##### DATASET RECORDS #####

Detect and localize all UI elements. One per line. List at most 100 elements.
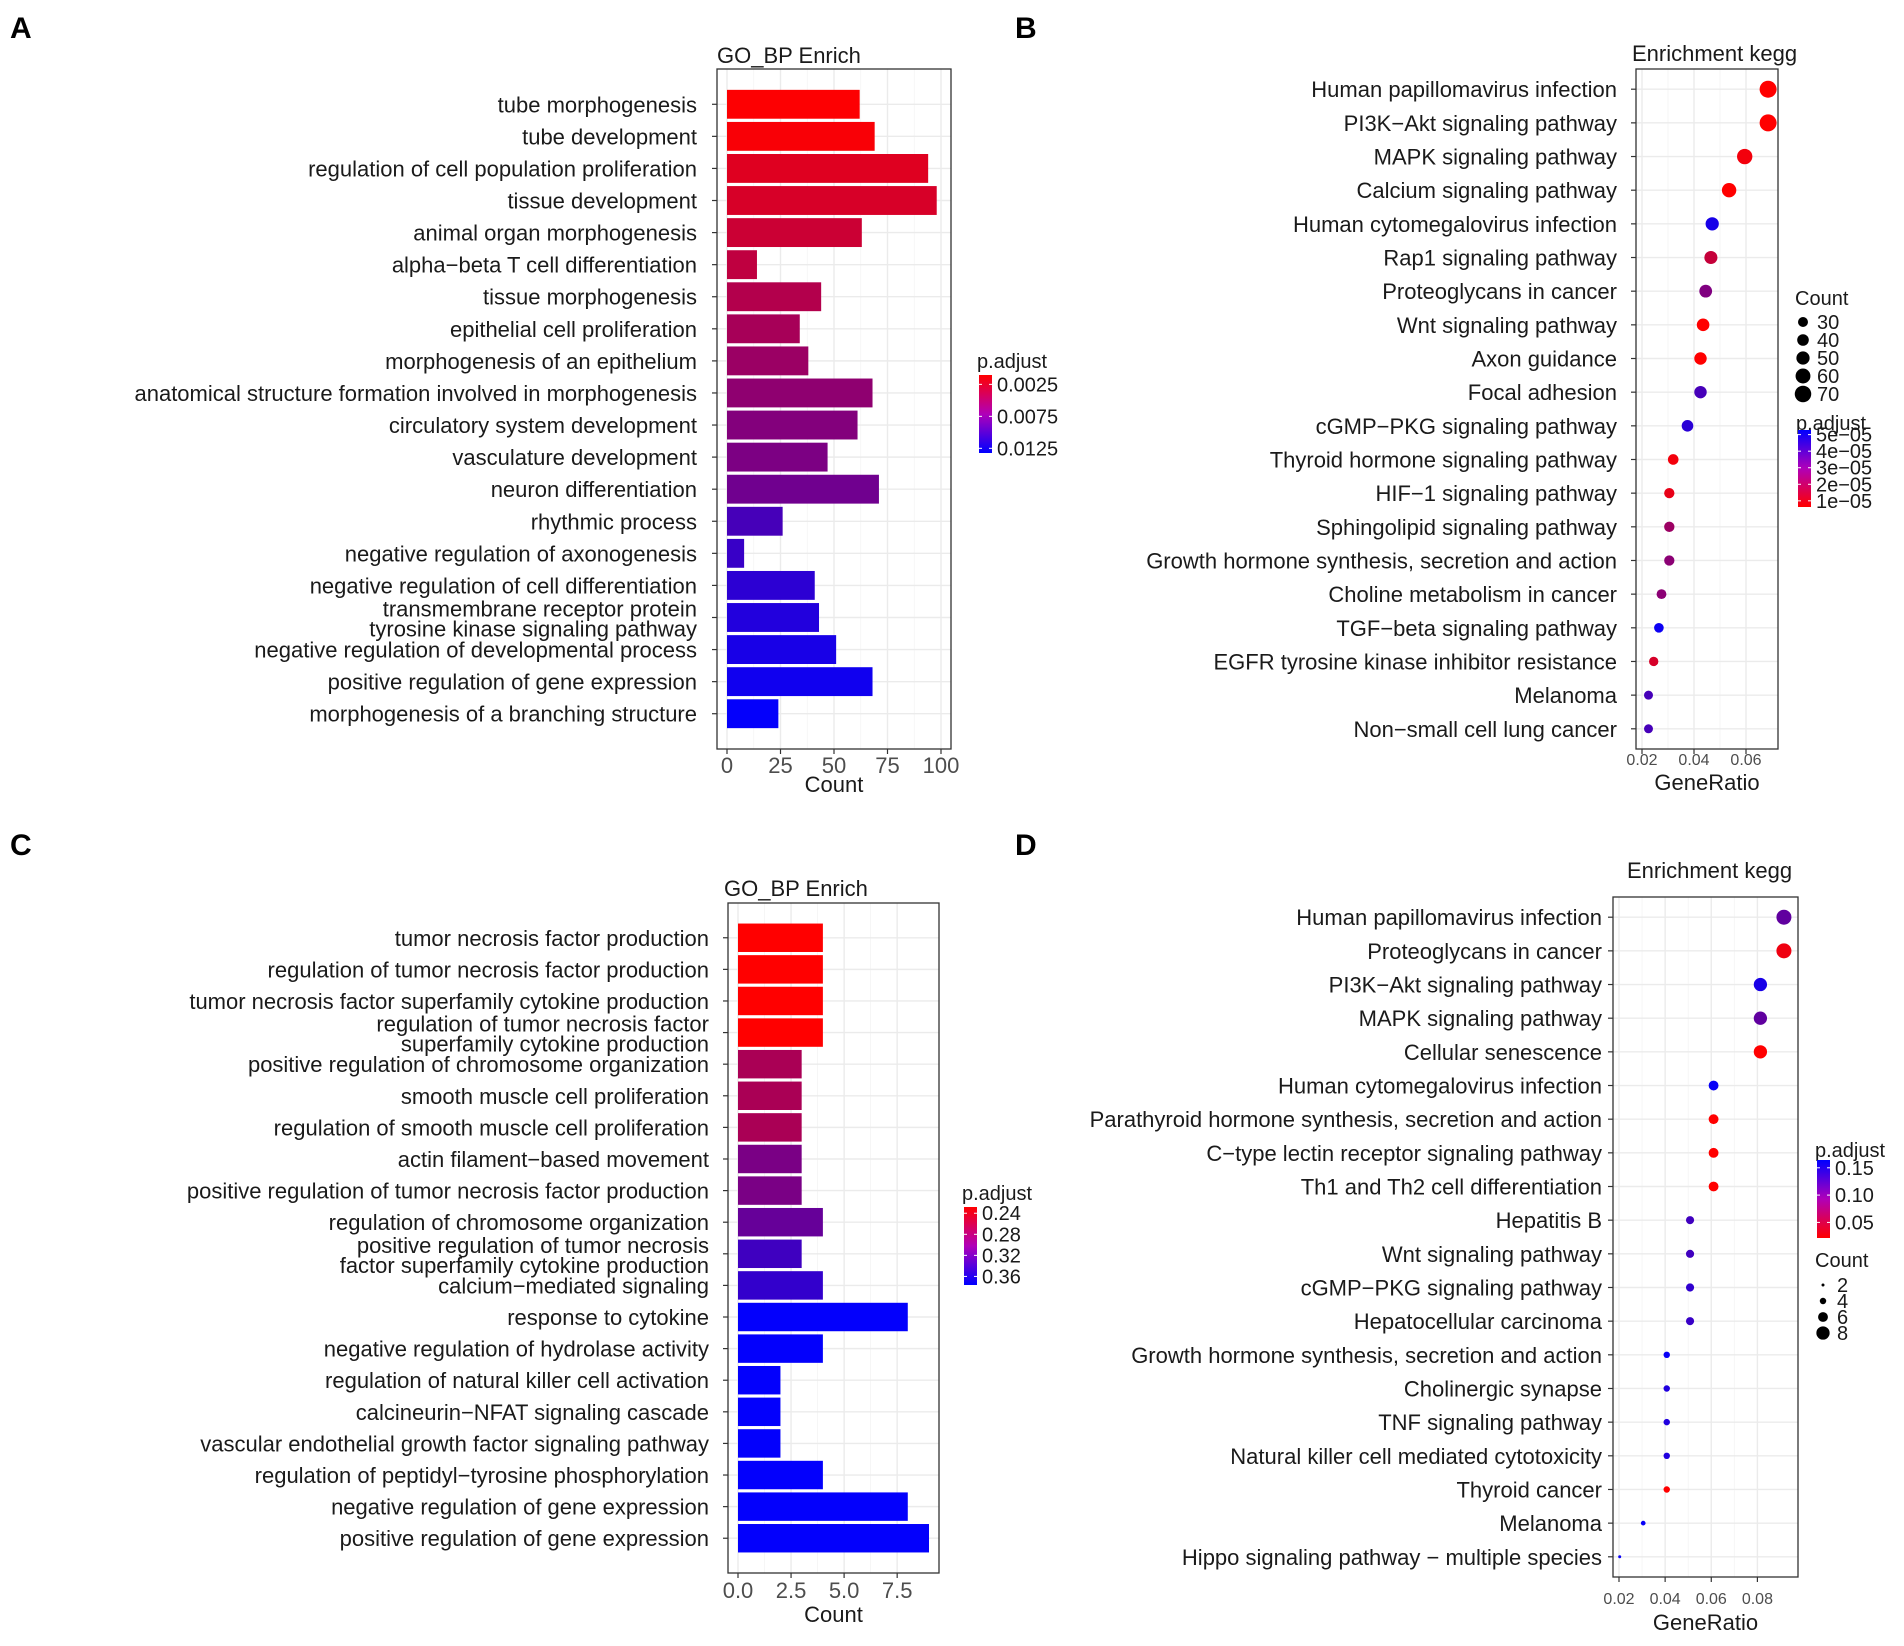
x-tick-label: 0.02 (1603, 1591, 1634, 1608)
panel-b-dot-chart: 0.02 0.04 0.06 Human papillomavirus infecti… (1146, 41, 1872, 795)
x-tick-label: 0.0 (723, 1578, 754, 1603)
chart-title: Enrichment kegg (1627, 858, 1792, 883)
dot (1704, 250, 1718, 265)
size-legend-label: 60 (1817, 366, 1839, 388)
category-label: regulation of cell population proliferat… (308, 156, 697, 181)
bar (738, 1524, 929, 1553)
category-label: Wnt signaling pathway (1397, 313, 1617, 338)
dot (1681, 420, 1694, 432)
bar (727, 378, 873, 408)
size-legend-dot (1797, 334, 1809, 346)
legend-title: p.adjust (1815, 1140, 1885, 1162)
bar (738, 923, 823, 952)
size-legend-label: 4 (1837, 1291, 1848, 1313)
category-label: negative regulation of gene expression (331, 1495, 709, 1520)
plot-background (1613, 897, 1798, 1577)
category-label: Natural killer cell mediated cytotoxicit… (1230, 1444, 1602, 1469)
category-label: Th1 and Th2 cell differentiation (1301, 1175, 1602, 1200)
size-legend-label: 50 (1817, 348, 1839, 370)
category-label: negative regulation of cell differentiat… (310, 573, 697, 598)
bar (727, 89, 860, 119)
dot (1705, 217, 1719, 231)
plot-border (727, 902, 940, 1574)
category-label: vasculature development (452, 445, 697, 470)
size-legend-dot (1821, 1283, 1825, 1287)
category-label: negative regulation of axonogenesis (345, 541, 697, 566)
bar (738, 1397, 781, 1427)
category-label: positive regulation of chromosome organi… (248, 1052, 709, 1077)
chart-title: GO_BP Enrich (717, 43, 861, 68)
legend-title: Count (1815, 1250, 1869, 1272)
category-label: Parathyroid hormone synthesis, secretion… (1090, 1107, 1602, 1132)
category-label: Growth hormone synthesis, secretion and … (1146, 548, 1617, 573)
category-label: anatomical structure formation involved … (134, 381, 697, 406)
category-label: Proteoglycans in cancer (1367, 939, 1602, 964)
dot (1618, 1555, 1622, 1559)
colorbar-label: 4e−05 (1816, 441, 1872, 463)
dot (1654, 622, 1664, 633)
bar (738, 1302, 908, 1332)
bar (727, 667, 873, 697)
category-label: PI3K−Akt signaling pathway (1344, 111, 1617, 136)
bar (727, 410, 858, 440)
category-label: positive regulation of gene expression (340, 1526, 709, 1551)
category-label: regulation of tumor necrosis factor (376, 1012, 709, 1037)
colorbar-label: 0.0125 (997, 438, 1058, 460)
bar (727, 635, 837, 664)
size-legend-dot (1816, 1326, 1830, 1340)
dot (1753, 977, 1768, 992)
category-label: TGF−beta signaling pathway (1336, 616, 1617, 641)
chart-title: GO_BP Enrich (724, 876, 868, 901)
category-label: tube morphogenesis (498, 92, 697, 117)
bar (727, 186, 937, 215)
bar (738, 1049, 802, 1079)
dot (1753, 1045, 1768, 1059)
panel-letter-c: C (10, 829, 32, 862)
size-legend-label: 30 (1817, 312, 1839, 334)
dot (1694, 385, 1707, 399)
dot (1667, 454, 1679, 465)
bar (727, 154, 929, 183)
bar (727, 538, 745, 568)
dot (1696, 318, 1710, 332)
bar (727, 603, 820, 632)
bar (727, 346, 809, 376)
bar (738, 1460, 823, 1490)
dot (1699, 284, 1713, 298)
colorbar-label: 0.28 (982, 1224, 1021, 1246)
plot-border (1635, 68, 1779, 750)
x-tick-label: 0.06 (1696, 1591, 1727, 1608)
bar (738, 1271, 823, 1300)
bar (727, 282, 822, 312)
bar (738, 955, 823, 984)
dot (1663, 1452, 1670, 1460)
category-label: MAPK signaling pathway (1359, 1006, 1602, 1031)
category-label: neuron differentiation (491, 477, 697, 502)
category-label: Axon guidance (1471, 347, 1617, 372)
category-label: regulation of chromosome organization (329, 1210, 709, 1235)
dot (1721, 182, 1737, 198)
x-tick-label: 50 (822, 753, 846, 778)
category-label: Calcium signaling pathway (1357, 178, 1617, 203)
x-tick-label: 100 (923, 753, 960, 778)
plot-border (1612, 896, 1799, 1578)
category-label: morphogenesis of an epithelium (385, 349, 697, 374)
panel-letter-b: B (1015, 12, 1037, 45)
category-label: calcineurin−NFAT signaling cascade (356, 1400, 709, 1425)
category-label: Rap1 signaling pathway (1383, 246, 1617, 271)
bar (727, 442, 828, 472)
category-label: tube development (522, 124, 697, 149)
category-label: regulation of peptidyl−tyrosine phosphor… (255, 1463, 709, 1488)
category-label: alpha−beta T cell differentiation (392, 253, 697, 278)
category-label: Non−small cell lung cancer (1353, 717, 1617, 742)
x-tick-label: 0.06 (1730, 752, 1761, 769)
dot (1685, 1216, 1695, 1225)
colorbar (1817, 1160, 1830, 1238)
x-axis-label: GeneRatio (1654, 770, 1759, 795)
category-label: Sphingolipid signaling pathway (1316, 515, 1617, 540)
x-tick-label: 0.02 (1626, 752, 1657, 769)
dot (1640, 1520, 1646, 1526)
dot (1664, 488, 1675, 499)
category-label: C−type lectin receptor signaling pathway (1206, 1141, 1602, 1166)
dot (1644, 724, 1653, 734)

#####

EXERCISE DESCRIPTION: The answer must consist of every line above that contains the word "beta".

ANSWER BOX:
category-label: TGF−beta signaling pathway (1336, 616, 1617, 641)
category-label: alpha−beta T cell differentiation (392, 253, 697, 278)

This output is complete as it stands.